--- START OF MATERIAL ---

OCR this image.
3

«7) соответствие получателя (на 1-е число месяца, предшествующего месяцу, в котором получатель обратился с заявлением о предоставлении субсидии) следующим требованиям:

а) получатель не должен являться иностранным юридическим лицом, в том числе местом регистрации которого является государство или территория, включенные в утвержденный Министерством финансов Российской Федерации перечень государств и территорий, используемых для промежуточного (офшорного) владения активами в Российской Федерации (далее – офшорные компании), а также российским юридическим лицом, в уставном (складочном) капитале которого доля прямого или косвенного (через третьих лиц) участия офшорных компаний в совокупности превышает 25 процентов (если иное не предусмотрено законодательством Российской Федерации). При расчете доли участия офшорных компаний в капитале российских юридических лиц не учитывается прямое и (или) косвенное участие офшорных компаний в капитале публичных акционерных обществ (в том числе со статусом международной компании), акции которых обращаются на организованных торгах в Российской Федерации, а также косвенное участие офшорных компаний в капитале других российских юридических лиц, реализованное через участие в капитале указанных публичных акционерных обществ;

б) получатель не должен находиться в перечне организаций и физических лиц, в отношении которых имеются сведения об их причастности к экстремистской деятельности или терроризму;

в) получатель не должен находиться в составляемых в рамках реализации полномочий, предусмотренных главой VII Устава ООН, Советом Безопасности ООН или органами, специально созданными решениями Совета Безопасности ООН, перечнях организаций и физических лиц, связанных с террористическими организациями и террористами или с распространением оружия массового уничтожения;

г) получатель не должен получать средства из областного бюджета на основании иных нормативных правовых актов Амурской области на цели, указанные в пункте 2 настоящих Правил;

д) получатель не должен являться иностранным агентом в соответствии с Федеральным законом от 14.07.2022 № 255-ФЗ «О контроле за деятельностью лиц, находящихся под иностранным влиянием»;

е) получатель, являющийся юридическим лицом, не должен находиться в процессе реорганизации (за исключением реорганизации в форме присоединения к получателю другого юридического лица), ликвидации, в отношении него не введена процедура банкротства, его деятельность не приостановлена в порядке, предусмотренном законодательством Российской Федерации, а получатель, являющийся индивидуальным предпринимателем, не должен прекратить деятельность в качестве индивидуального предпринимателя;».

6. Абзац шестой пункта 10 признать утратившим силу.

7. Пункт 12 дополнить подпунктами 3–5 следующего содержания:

--- END OF MATERIAL ---

REQUIRED WORK :: Scan the entries above for the word "отношении" and collect each line holding it.

RESPONSE FOR THIS EXERCISE ::
б) получатель не должен находиться в перечне организаций и физических лиц, в отношении которых имеются сведения об их причастности к экстремистской деятельности или терроризму;
е) получатель, являющийся юридическим лицом, не должен находиться в процессе реорганизации (за исключением реорганизации в форме присоединения к получателю другого юридического лица), ликвидации, в отношении него не введена процедура банкротства, его деятельность не приостановлена в порядке, предусмотренном законодательством Российской Федерации, а получатель, являющийся индивидуальным предпринимателем, не должен прекратить деятельность в качестве индивидуального предпринимателя;».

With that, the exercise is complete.